■ WHAT THE EXERCISE ASKS
Copy all the items below word for word, leaving out the pictures.

■ EXERCISE MATERIAL
--- START ---
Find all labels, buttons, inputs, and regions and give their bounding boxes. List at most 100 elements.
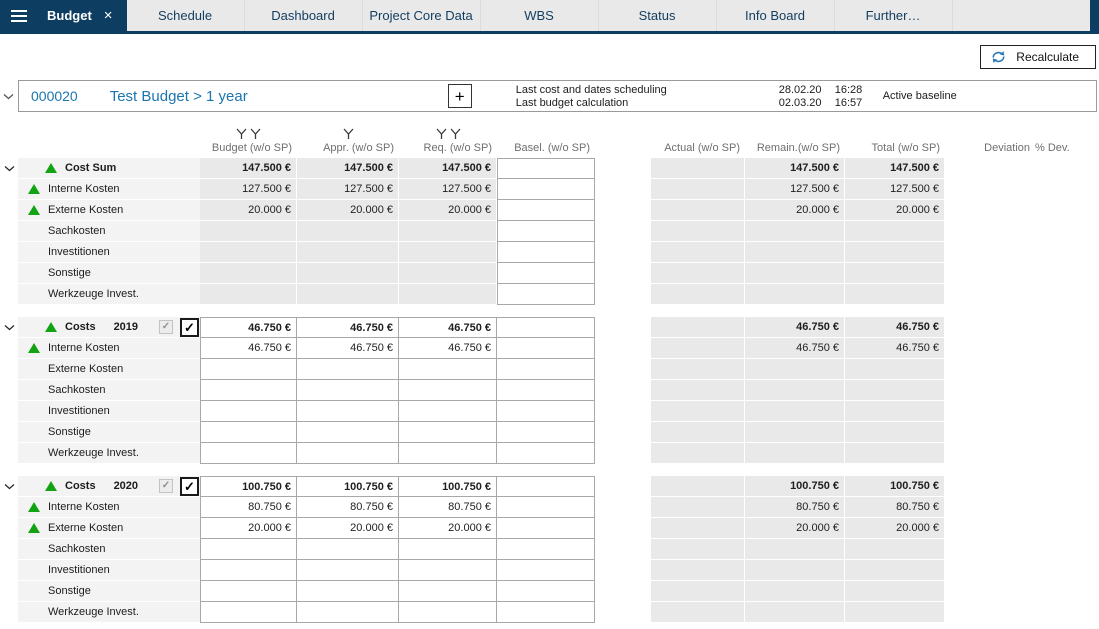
row-label-cell[interactable]: Interne Kosten [18, 338, 200, 359]
appr-cell[interactable] [297, 401, 399, 422]
filter-icon[interactable] [436, 128, 447, 140]
budget-cell[interactable]: 20.000 € [200, 518, 297, 539]
tab-schedule[interactable]: Schedule [127, 0, 245, 31]
row-label-cell[interactable]: Werkzeuge Invest. [18, 284, 200, 305]
req-cell[interactable] [399, 401, 497, 422]
project-id[interactable]: 000020 [31, 88, 78, 104]
basel-cell[interactable] [497, 518, 595, 539]
basel-cell[interactable] [497, 422, 595, 443]
row-label-cell[interactable]: Interne Kosten [18, 179, 200, 200]
row-label-cell[interactable]: Sachkosten [18, 380, 200, 401]
year-checkbox[interactable]: ✓ [180, 477, 199, 496]
req-cell[interactable]: 46.750 € [399, 338, 497, 359]
budget-cell[interactable]: 100.750 € [200, 476, 297, 497]
req-cell[interactable] [399, 602, 497, 623]
budget-cell[interactable]: 80.750 € [200, 497, 297, 518]
tab-wbs[interactable]: WBS [481, 0, 599, 31]
req-cell[interactable] [399, 359, 497, 380]
close-tab-icon[interactable]: × [104, 8, 113, 23]
tab-further[interactable]: Further… [835, 0, 953, 31]
basel-cell[interactable] [497, 560, 595, 581]
row-label-cell[interactable]: Sachkosten [18, 539, 200, 560]
project-collapse-chevron-icon[interactable] [3, 93, 14, 100]
filter-icon[interactable] [236, 128, 247, 140]
basel-cell[interactable] [497, 263, 595, 284]
basel-cell[interactable] [497, 284, 595, 305]
filter-icon[interactable] [450, 128, 461, 140]
appr-cell[interactable] [297, 359, 399, 380]
budget-cell[interactable]: 46.750 € [200, 338, 297, 359]
appr-cell[interactable]: 46.750 € [297, 338, 399, 359]
budget-cell[interactable] [200, 443, 297, 464]
appr-cell[interactable]: 20.000 € [297, 518, 399, 539]
basel-cell[interactable] [497, 497, 595, 518]
req-cell[interactable] [399, 539, 497, 560]
row-label-cell[interactable]: Sonstige [18, 581, 200, 602]
basel-cell[interactable] [497, 317, 595, 338]
budget-cell[interactable] [200, 602, 297, 623]
recalculate-button[interactable]: Recalculate [980, 45, 1096, 69]
basel-cell[interactable] [497, 476, 595, 497]
appr-cell[interactable] [297, 539, 399, 560]
req-cell[interactable]: 100.750 € [399, 476, 497, 497]
tab-project-core-data[interactable]: Project Core Data [363, 0, 481, 31]
req-cell[interactable] [399, 443, 497, 464]
basel-cell[interactable] [497, 581, 595, 602]
basel-cell[interactable] [497, 338, 595, 359]
row-label-cell[interactable]: Sonstige [18, 263, 200, 284]
req-cell[interactable] [399, 380, 497, 401]
basel-cell[interactable] [497, 200, 595, 221]
basel-cell[interactable] [497, 221, 595, 242]
filter-icon[interactable] [250, 128, 261, 140]
appr-cell[interactable]: 46.750 € [297, 317, 399, 338]
budget-cell[interactable] [200, 422, 297, 443]
collapse-chevron-icon[interactable] [0, 317, 18, 338]
basel-cell[interactable] [497, 359, 595, 380]
budget-cell[interactable] [200, 581, 297, 602]
appr-cell[interactable] [297, 602, 399, 623]
req-cell[interactable] [399, 581, 497, 602]
row-label-cell[interactable]: Investitionen [18, 242, 200, 263]
basel-cell[interactable] [497, 242, 595, 263]
budget-cell[interactable] [200, 560, 297, 581]
collapse-chevron-icon[interactable] [0, 476, 18, 497]
tab-budget-active[interactable]: Budget × [37, 0, 127, 31]
req-cell[interactable] [399, 560, 497, 581]
appr-cell[interactable] [297, 443, 399, 464]
row-label-cell[interactable]: Cost Sum [18, 158, 200, 179]
project-title[interactable]: Test Budget > 1 year [110, 88, 448, 105]
row-label-cell[interactable]: Investitionen [18, 560, 200, 581]
basel-cell[interactable] [497, 539, 595, 560]
appr-cell[interactable] [297, 422, 399, 443]
row-label-cell[interactable]: Externe Kosten [18, 518, 200, 539]
req-cell[interactable]: 20.000 € [399, 518, 497, 539]
budget-cell[interactable] [200, 539, 297, 560]
basel-cell[interactable] [497, 443, 595, 464]
appr-cell[interactable] [297, 581, 399, 602]
basel-cell[interactable] [497, 602, 595, 623]
budget-cell[interactable]: 46.750 € [200, 317, 297, 338]
row-label-cell[interactable]: Costs2020✓✓ [18, 476, 200, 497]
req-cell[interactable] [399, 422, 497, 443]
budget-cell[interactable] [200, 380, 297, 401]
budget-cell[interactable] [200, 359, 297, 380]
row-label-cell[interactable]: Werkzeuge Invest. [18, 443, 200, 464]
appr-cell[interactable] [297, 380, 399, 401]
basel-cell[interactable] [497, 158, 595, 179]
row-label-cell[interactable]: Externe Kosten [18, 359, 200, 380]
hamburger-menu-icon[interactable] [0, 0, 37, 31]
collapse-chevron-icon[interactable] [0, 158, 18, 179]
basel-cell[interactable] [497, 380, 595, 401]
row-label-cell[interactable]: Sachkosten [18, 221, 200, 242]
appr-cell[interactable]: 80.750 € [297, 497, 399, 518]
appr-cell[interactable] [297, 560, 399, 581]
budget-cell[interactable] [200, 401, 297, 422]
req-cell[interactable]: 46.750 € [399, 317, 497, 338]
row-label-cell[interactable]: Interne Kosten [18, 497, 200, 518]
row-label-cell[interactable]: Sonstige [18, 422, 200, 443]
tab-info-board[interactable]: Info Board [717, 0, 835, 31]
req-cell[interactable]: 80.750 € [399, 497, 497, 518]
basel-cell[interactable] [497, 401, 595, 422]
tab-dashboard[interactable]: Dashboard [245, 0, 363, 31]
year-checkbox[interactable]: ✓ [180, 318, 199, 337]
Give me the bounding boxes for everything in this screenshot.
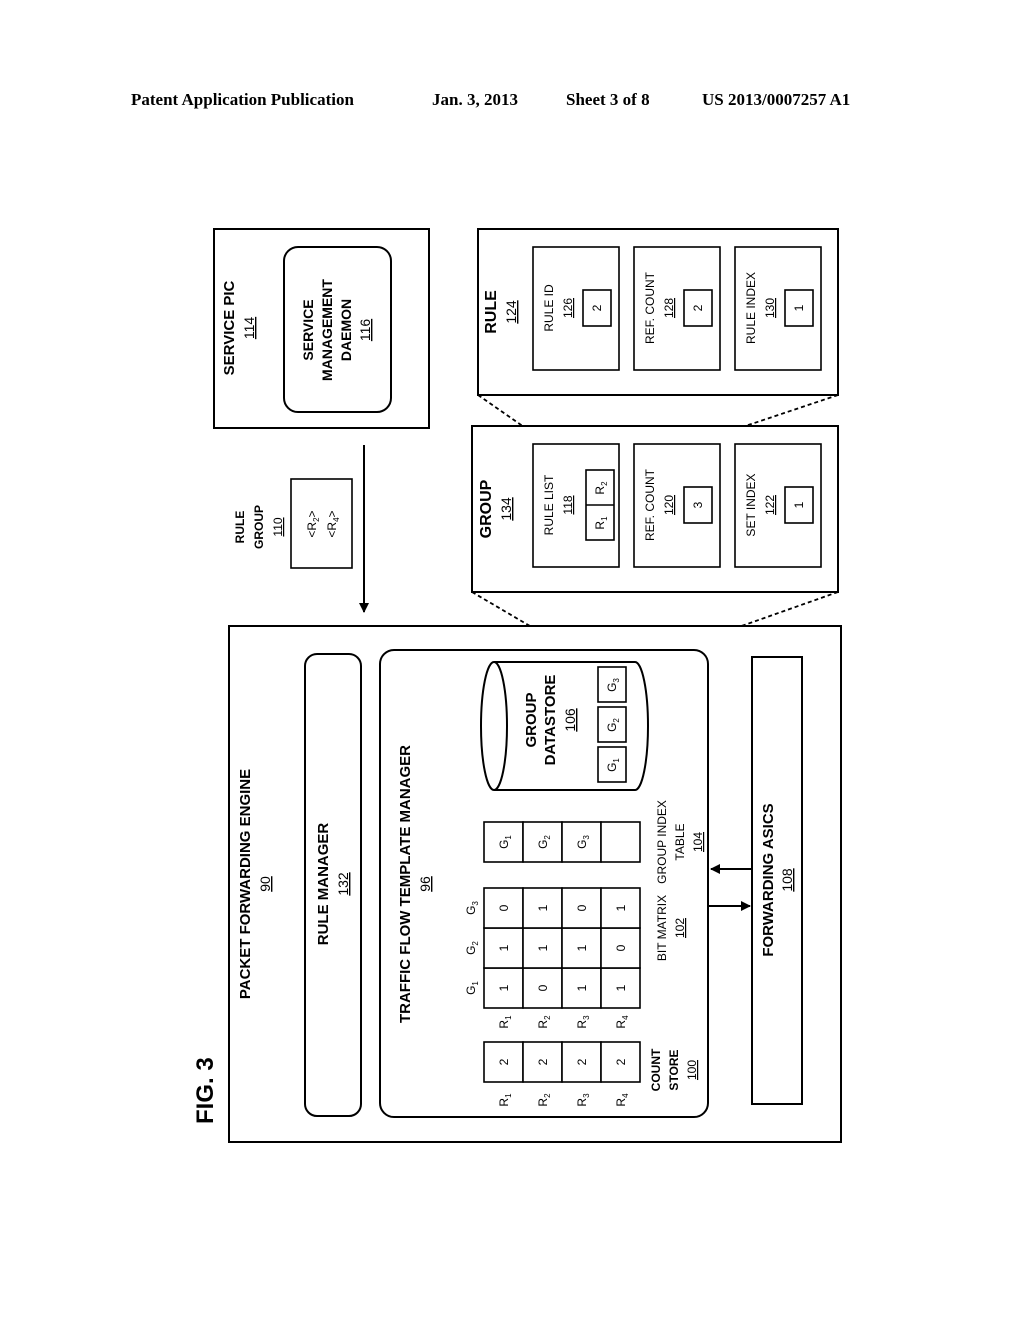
--- END ---
■ EXERCISE ANSWER
Find all labels, buttons, inputs, and regions and give their bounding boxes. List at most 100 elements.
row-label-cell[interactable]: Interne Kosten [18, 338, 200, 359]
appr-cell[interactable] [297, 401, 399, 422]
filter-icon[interactable] [436, 128, 447, 140]
budget-cell[interactable]: 20.000 € [200, 518, 297, 539]
tab-schedule[interactable]: Schedule [127, 0, 245, 31]
row-label-cell[interactable]: Werkzeuge Invest. [18, 284, 200, 305]
req-cell[interactable] [399, 401, 497, 422]
project-id[interactable]: 000020 [31, 88, 78, 104]
basel-cell[interactable] [497, 518, 595, 539]
basel-cell[interactable] [497, 422, 595, 443]
row-label-cell[interactable]: Interne Kosten [18, 179, 200, 200]
row-label-cell[interactable]: Sachkosten [18, 380, 200, 401]
year-checkbox[interactable]: ✓ [180, 477, 199, 496]
req-cell[interactable]: 46.750 € [399, 338, 497, 359]
budget-cell[interactable]: 100.750 € [200, 476, 297, 497]
req-cell[interactable] [399, 602, 497, 623]
budget-cell[interactable]: 80.750 € [200, 497, 297, 518]
tab-wbs[interactable]: WBS [481, 0, 599, 31]
req-cell[interactable] [399, 359, 497, 380]
close-tab-icon[interactable]: × [104, 8, 113, 23]
tab-further[interactable]: Further… [835, 0, 953, 31]
basel-cell[interactable] [497, 560, 595, 581]
row-label-cell[interactable]: Sachkosten [18, 539, 200, 560]
project-collapse-chevron-icon[interactable] [3, 93, 14, 100]
filter-icon[interactable] [236, 128, 247, 140]
basel-cell[interactable] [497, 263, 595, 284]
basel-cell[interactable] [497, 284, 595, 305]
filter-icon[interactable] [450, 128, 461, 140]
appr-cell[interactable] [297, 359, 399, 380]
budget-cell[interactable]: 46.750 € [200, 338, 297, 359]
appr-cell[interactable]: 46.750 € [297, 338, 399, 359]
budget-cell[interactable] [200, 443, 297, 464]
appr-cell[interactable]: 20.000 € [297, 518, 399, 539]
basel-cell[interactable] [497, 497, 595, 518]
req-cell[interactable] [399, 539, 497, 560]
row-label-cell[interactable]: Sonstige [18, 581, 200, 602]
basel-cell[interactable] [497, 317, 595, 338]
budget-cell[interactable] [200, 602, 297, 623]
recalculate-button[interactable]: Recalculate [980, 45, 1096, 69]
basel-cell[interactable] [497, 476, 595, 497]
appr-cell[interactable] [297, 539, 399, 560]
req-cell[interactable]: 100.750 € [399, 476, 497, 497]
tab-project-core-data[interactable]: Project Core Data [363, 0, 481, 31]
req-cell[interactable] [399, 443, 497, 464]
basel-cell[interactable] [497, 581, 595, 602]
basel-cell[interactable] [497, 338, 595, 359]
row-label-cell[interactable]: Sonstige [18, 263, 200, 284]
req-cell[interactable] [399, 380, 497, 401]
basel-cell[interactable] [497, 200, 595, 221]
basel-cell[interactable] [497, 221, 595, 242]
filter-icon[interactable] [250, 128, 261, 140]
appr-cell[interactable]: 46.750 € [297, 317, 399, 338]
budget-cell[interactable] [200, 422, 297, 443]
collapse-chevron-icon[interactable] [0, 317, 18, 338]
basel-cell[interactable] [497, 359, 595, 380]
budget-cell[interactable] [200, 581, 297, 602]
appr-cell[interactable] [297, 602, 399, 623]
req-cell[interactable] [399, 581, 497, 602]
row-label-cell[interactable]: Investitionen [18, 242, 200, 263]
basel-cell[interactable] [497, 242, 595, 263]
budget-cell[interactable] [200, 560, 297, 581]
collapse-chevron-icon[interactable] [0, 476, 18, 497]
tab-budget-active[interactable]: Budget × [37, 0, 127, 31]
req-cell[interactable] [399, 560, 497, 581]
appr-cell[interactable] [297, 443, 399, 464]
row-label-cell[interactable]: Cost Sum [18, 158, 200, 179]
project-title[interactable]: Test Budget > 1 year [110, 88, 448, 105]
row-label-cell[interactable]: Investitionen [18, 560, 200, 581]
basel-cell[interactable] [497, 539, 595, 560]
appr-cell[interactable] [297, 422, 399, 443]
row-label-cell[interactable]: Externe Kosten [18, 518, 200, 539]
req-cell[interactable]: 20.000 € [399, 518, 497, 539]
budget-cell[interactable] [200, 539, 297, 560]
basel-cell[interactable] [497, 443, 595, 464]
appr-cell[interactable] [297, 581, 399, 602]
basel-cell[interactable] [497, 602, 595, 623]
budget-cell[interactable]: 46.750 € [200, 317, 297, 338]
row-label-cell[interactable]: Costs2020✓✓ [18, 476, 200, 497]
req-cell[interactable] [399, 422, 497, 443]
budget-cell[interactable] [200, 380, 297, 401]
budget-cell[interactable] [200, 359, 297, 380]
row-label-cell[interactable]: Werkzeuge Invest. [18, 443, 200, 464]
appr-cell[interactable] [297, 380, 399, 401]
basel-cell[interactable] [497, 158, 595, 179]
row-label-cell[interactable]: Externe Kosten [18, 359, 200, 380]
hamburger-menu-icon[interactable] [0, 0, 37, 31]
collapse-chevron-icon[interactable] [0, 158, 18, 179]
basel-cell[interactable] [497, 380, 595, 401]
row-label-cell[interactable]: Sachkosten [18, 221, 200, 242]
appr-cell[interactable]: 80.750 € [297, 497, 399, 518]
appr-cell[interactable] [297, 560, 399, 581]
budget-cell[interactable] [200, 401, 297, 422]
req-cell[interactable]: 46.750 € [399, 317, 497, 338]
row-label-cell[interactable]: Interne Kosten [18, 497, 200, 518]
row-label-cell[interactable]: Sonstige [18, 422, 200, 443]
tab-info-board[interactable]: Info Board [717, 0, 835, 31]
req-cell[interactable]: 80.750 € [399, 497, 497, 518]
basel-cell[interactable] [497, 401, 595, 422]
tab-dashboard[interactable]: Dashboard [245, 0, 363, 31]
year-checkbox[interactable]: ✓ [180, 318, 199, 337]
Give me the bounding boxes for everything in this screenshot.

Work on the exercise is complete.